--- START Material shown ---

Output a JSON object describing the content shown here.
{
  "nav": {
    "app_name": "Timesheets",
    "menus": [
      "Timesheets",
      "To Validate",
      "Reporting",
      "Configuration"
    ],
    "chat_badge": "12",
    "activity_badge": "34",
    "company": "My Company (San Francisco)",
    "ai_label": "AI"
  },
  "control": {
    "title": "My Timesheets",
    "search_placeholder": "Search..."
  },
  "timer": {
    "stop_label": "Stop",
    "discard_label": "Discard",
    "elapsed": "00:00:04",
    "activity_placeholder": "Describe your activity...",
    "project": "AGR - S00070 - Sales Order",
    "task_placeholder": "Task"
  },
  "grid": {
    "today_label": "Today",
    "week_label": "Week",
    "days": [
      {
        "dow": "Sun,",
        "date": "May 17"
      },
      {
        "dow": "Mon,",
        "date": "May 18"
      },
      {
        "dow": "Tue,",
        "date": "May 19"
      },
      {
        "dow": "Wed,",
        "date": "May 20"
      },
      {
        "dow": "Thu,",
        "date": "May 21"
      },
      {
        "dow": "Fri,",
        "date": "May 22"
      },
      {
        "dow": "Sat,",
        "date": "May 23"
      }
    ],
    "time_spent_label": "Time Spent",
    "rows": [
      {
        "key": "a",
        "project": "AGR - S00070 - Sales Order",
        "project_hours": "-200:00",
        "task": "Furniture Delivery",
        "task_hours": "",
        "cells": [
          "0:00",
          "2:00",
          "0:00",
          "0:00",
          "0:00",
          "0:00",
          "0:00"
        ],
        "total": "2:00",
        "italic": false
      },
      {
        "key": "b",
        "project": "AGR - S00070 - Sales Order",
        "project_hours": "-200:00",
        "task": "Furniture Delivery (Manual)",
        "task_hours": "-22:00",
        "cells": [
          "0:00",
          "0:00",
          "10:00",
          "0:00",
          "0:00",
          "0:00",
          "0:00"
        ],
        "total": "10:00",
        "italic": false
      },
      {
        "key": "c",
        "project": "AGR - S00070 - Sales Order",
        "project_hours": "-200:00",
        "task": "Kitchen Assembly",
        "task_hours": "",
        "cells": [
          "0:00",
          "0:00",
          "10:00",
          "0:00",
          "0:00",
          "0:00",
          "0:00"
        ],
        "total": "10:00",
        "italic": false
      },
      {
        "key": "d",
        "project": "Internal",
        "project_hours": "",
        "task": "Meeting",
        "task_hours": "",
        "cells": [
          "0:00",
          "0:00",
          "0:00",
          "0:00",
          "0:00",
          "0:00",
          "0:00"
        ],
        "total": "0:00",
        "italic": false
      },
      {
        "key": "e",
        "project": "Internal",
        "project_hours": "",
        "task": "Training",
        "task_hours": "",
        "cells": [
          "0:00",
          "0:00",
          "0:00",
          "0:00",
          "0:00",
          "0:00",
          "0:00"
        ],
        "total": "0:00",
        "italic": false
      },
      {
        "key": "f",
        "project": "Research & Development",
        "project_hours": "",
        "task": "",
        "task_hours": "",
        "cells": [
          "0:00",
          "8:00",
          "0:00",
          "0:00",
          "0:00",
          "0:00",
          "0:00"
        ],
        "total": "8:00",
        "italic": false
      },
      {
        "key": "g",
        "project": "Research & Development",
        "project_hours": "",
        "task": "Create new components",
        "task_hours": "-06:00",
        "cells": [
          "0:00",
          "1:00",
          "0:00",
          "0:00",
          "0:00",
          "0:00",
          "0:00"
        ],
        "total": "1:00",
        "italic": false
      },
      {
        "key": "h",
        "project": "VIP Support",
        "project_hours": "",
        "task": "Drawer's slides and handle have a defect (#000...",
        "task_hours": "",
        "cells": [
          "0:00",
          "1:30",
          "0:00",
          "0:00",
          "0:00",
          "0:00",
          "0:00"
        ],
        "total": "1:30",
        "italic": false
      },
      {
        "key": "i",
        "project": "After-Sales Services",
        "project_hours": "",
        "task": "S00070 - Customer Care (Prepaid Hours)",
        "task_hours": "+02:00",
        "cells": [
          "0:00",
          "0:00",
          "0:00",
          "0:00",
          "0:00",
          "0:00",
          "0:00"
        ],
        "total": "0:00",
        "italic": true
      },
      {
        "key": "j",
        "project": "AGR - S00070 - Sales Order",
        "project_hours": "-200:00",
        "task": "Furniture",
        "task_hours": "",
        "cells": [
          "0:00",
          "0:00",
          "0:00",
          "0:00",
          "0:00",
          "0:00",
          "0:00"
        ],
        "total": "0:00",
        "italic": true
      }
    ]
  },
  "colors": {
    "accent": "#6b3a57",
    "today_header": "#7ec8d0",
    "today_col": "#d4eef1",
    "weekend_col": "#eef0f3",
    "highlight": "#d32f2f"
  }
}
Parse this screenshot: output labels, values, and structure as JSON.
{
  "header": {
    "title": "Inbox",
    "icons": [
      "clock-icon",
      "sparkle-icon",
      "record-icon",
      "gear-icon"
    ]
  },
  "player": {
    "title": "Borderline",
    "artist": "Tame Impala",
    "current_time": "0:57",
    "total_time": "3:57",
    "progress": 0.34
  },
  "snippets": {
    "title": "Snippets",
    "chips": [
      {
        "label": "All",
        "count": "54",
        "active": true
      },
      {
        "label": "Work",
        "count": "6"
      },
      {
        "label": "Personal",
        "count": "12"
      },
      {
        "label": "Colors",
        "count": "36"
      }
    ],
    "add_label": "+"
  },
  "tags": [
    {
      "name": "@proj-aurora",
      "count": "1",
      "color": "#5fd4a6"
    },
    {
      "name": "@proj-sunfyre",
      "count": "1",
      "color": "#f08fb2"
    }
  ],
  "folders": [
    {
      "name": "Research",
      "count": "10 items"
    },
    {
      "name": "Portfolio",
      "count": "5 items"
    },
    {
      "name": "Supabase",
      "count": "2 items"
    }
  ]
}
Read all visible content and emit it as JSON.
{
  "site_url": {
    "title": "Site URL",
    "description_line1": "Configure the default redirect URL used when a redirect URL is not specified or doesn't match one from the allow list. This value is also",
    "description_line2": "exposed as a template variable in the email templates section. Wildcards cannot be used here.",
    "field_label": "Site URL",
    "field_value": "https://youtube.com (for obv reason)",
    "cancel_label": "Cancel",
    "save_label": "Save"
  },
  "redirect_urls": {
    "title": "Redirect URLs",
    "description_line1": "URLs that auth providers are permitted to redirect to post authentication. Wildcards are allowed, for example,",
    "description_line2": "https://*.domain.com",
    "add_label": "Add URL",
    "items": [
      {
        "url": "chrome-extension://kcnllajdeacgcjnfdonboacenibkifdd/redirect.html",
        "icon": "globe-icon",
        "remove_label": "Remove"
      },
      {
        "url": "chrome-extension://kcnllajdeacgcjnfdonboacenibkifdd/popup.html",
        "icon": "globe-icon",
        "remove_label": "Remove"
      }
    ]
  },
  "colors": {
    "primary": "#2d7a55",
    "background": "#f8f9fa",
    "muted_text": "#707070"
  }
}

--- END Material shown ---

Write out the entries above word for word.

**Written reply**.
Output a JSON object describing the content shown here.
{
  "nav": {
    "app_name": "Timesheets",
    "menus": [
      "Timesheets",
      "To Validate",
      "Reporting",
      "Configuration"
    ],
    "chat_badge": "12",
    "activity_badge": "34",
    "company": "My Company (San Francisco)",
    "ai_label": "AI"
  },
  "control": {
    "title": "My Timesheets",
    "search_placeholder": "Search..."
  },
  "timer": {
    "stop_label": "Stop",
    "discard_label": "Discard",
    "elapsed": "00:00:04",
    "activity_placeholder": "Describe your activity...",
    "project": "AGR - S00070 - Sales Order",
    "task_placeholder": "Task"
  },
  "grid": {
    "today_label": "Today",
    "week_label": "Week",
    "days": [
      {
        "dow": "Sun,",
        "date": "May 17"
      },
      {
        "dow": "Mon,",
        "date": "May 18"
      },
      {
        "dow": "Tue,",
        "date": "May 19"
      },
      {
        "dow": "Wed,",
        "date": "May 20"
      },
      {
        "dow": "Thu,",
        "date": "May 21"
      },
      {
        "dow": "Fri,",
        "date": "May 22"
      },
      {
        "dow": "Sat,",
        "date": "May 23"
      }
    ],
    "time_spent_label": "Time Spent",
    "rows": [
      {
        "key": "a",
        "project": "AGR - S00070 - Sales Order",
        "project_hours": "-200:00",
        "task": "Furniture Delivery",
        "task_hours": "",
        "cells": [
          "0:00",
          "2:00",
          "0:00",
          "0:00",
          "0:00",
          "0:00",
          "0:00"
        ],
        "total": "2:00",
        "italic": false
      },
      {
        "key": "b",
        "project": "AGR - S00070 - Sales Order",
        "project_hours": "-200:00",
        "task": "Furniture Delivery (Manual)",
        "task_hours": "-22:00",
        "cells": [
          "0:00",
          "0:00",
          "10:00",
          "0:00",
          "0:00",
          "0:00",
          "0:00"
        ],
        "total": "10:00",
        "italic": false
      },
      {
        "key": "c",
        "project": "AGR - S00070 - Sales Order",
        "project_hours": "-200:00",
        "task": "Kitchen Assembly",
        "task_hours": "",
        "cells": [
          "0:00",
          "0:00",
          "10:00",
          "0:00",
          "0:00",
          "0:00",
          "0:00"
        ],
        "total": "10:00",
        "italic": false
      },
      {
        "key": "d",
        "project": "Internal",
        "project_hours": "",
        "task": "Meeting",
        "task_hours": "",
        "cells": [
          "0:00",
          "0:00",
          "0:00",
          "0:00",
          "0:00",
          "0:00",
          "0:00"
        ],
        "total": "0:00",
        "italic": false
      },
      {
        "key": "e",
        "project": "Internal",
        "project_hours": "",
        "task": "Training",
        "task_hours": "",
        "cells": [
          "0:00",
          "0:00",
          "0:00",
          "0:00",
          "0:00",
          "0:00",
          "0:00"
        ],
        "total": "0:00",
        "italic": false
      },
      {
        "key": "f",
        "project": "Research & Development",
        "project_hours": "",
        "task": "",
        "task_hours": "",
        "cells": [
          "0:00",
          "8:00",
          "0:00",
          "0:00",
          "0:00",
          "0:00",
          "0:00"
        ],
        "total": "8:00",
        "italic": false
      },
      {
        "key": "g",
        "project": "Research & Development",
        "project_hours": "",
        "task": "Create new components",
        "task_hours": "-06:00",
        "cells": [
          "0:00",
          "1:00",
          "0:00",
          "0:00",
          "0:00",
          "0:00",
          "0:00"
        ],
        "total": "1:00",
        "italic": false
      },
      {
        "key": "h",
        "project": "VIP Support",
        "project_hours": "",
        "task": "Drawer's slides and handle have a defect (#000...",
        "task_hours": "",
        "cells": [
          "0:00",
          "1:30",
          "0:00",
          "0:00",
          "0:00",
          "0:00",
          "0:00"
        ],
        "total": "1:30",
        "italic": false
      },
      {
        "key": "i",
        "project": "After-Sales Services",
        "project_hours": "",
        "task": "S00070 - Customer Care (Prepaid Hours)",
        "task_hours": "+02:00",
        "cells": [
          "0:00",
          "0:00",
          "0:00",
          "0:00",
          "0:00",
          "0:00",
          "0:00"
        ],
        "total": "0:00",
        "italic": true
      },
      {
        "key": "j",
        "project": "AGR - S00070 - Sales Order",
        "project_hours": "-200:00",
        "task": "Furniture",
        "task_hours": "",
        "cells": [
          "0:00",
          "0:00",
          "0:00",
          "0:00",
          "0:00",
          "0:00",
          "0:00"
        ],
        "total": "0:00",
        "italic": true
      }
    ]
  },
  "colors": {
    "accent": "#6b3a57",
    "today_header": "#7ec8d0",
    "today_col": "#d4eef1",
    "weekend_col": "#eef0f3",
    "highlight": "#d32f2f"
  }
}
Parse this screenshot: output labels, values, and structure as JSON.
{
  "header": {
    "title": "Inbox",
    "icons": [
      "clock-icon",
      "sparkle-icon",
      "record-icon",
      "gear-icon"
    ]
  },
  "player": {
    "title": "Borderline",
    "artist": "Tame Impala",
    "current_time": "0:57",
    "total_time": "3:57",
    "progress": 0.34
  },
  "snippets": {
    "title": "Snippets",
    "chips": [
      {
        "label": "All",
        "count": "54",
        "active": true
      },
      {
        "label": "Work",
        "count": "6"
      },
      {
        "label": "Personal",
        "count": "12"
      },
      {
        "label": "Colors",
        "count": "36"
      }
    ],
    "add_label": "+"
  },
  "tags": [
    {
      "name": "@proj-aurora",
      "count": "1",
      "color": "#5fd4a6"
    },
    {
      "name": "@proj-sunfyre",
      "count": "1",
      "color": "#f08fb2"
    }
  ],
  "folders": [
    {
      "name": "Research",
      "count": "10 items"
    },
    {
      "name": "Portfolio",
      "count": "5 items"
    },
    {
      "name": "Supabase",
      "count": "2 items"
    }
  ]
}
Read all visible content and emit it as JSON.
{
  "site_url": {
    "title": "Site URL",
    "description_line1": "Configure the default redirect URL used when a redirect URL is not specified or doesn't match one from the allow list. This value is also",
    "description_line2": "exposed as a template variable in the email templates section. Wildcards cannot be used here.",
    "field_label": "Site URL",
    "field_value": "https://youtube.com (for obv reason)",
    "cancel_label": "Cancel",
    "save_label": "Save"
  },
  "redirect_urls": {
    "title": "Redirect URLs",
    "description_line1": "URLs that auth providers are permitted to redirect to post authentication. Wildcards are allowed, for example,",
    "description_line2": "https://*.domain.com",
    "add_label": "Add URL",
    "items": [
      {
        "url": "chrome-extension://kcnllajdeacgcjnfdonboacenibkifdd/redirect.html",
        "icon": "globe-icon",
        "remove_label": "Remove"
      },
      {
        "url": "chrome-extension://kcnllajdeacgcjnfdonboacenibkifdd/popup.html",
        "icon": "globe-icon",
        "remove_label": "Remove"
      }
    ]
  },
  "colors": {
    "primary": "#2d7a55",
    "background": "#f8f9fa",
    "muted_text": "#707070"
  }
}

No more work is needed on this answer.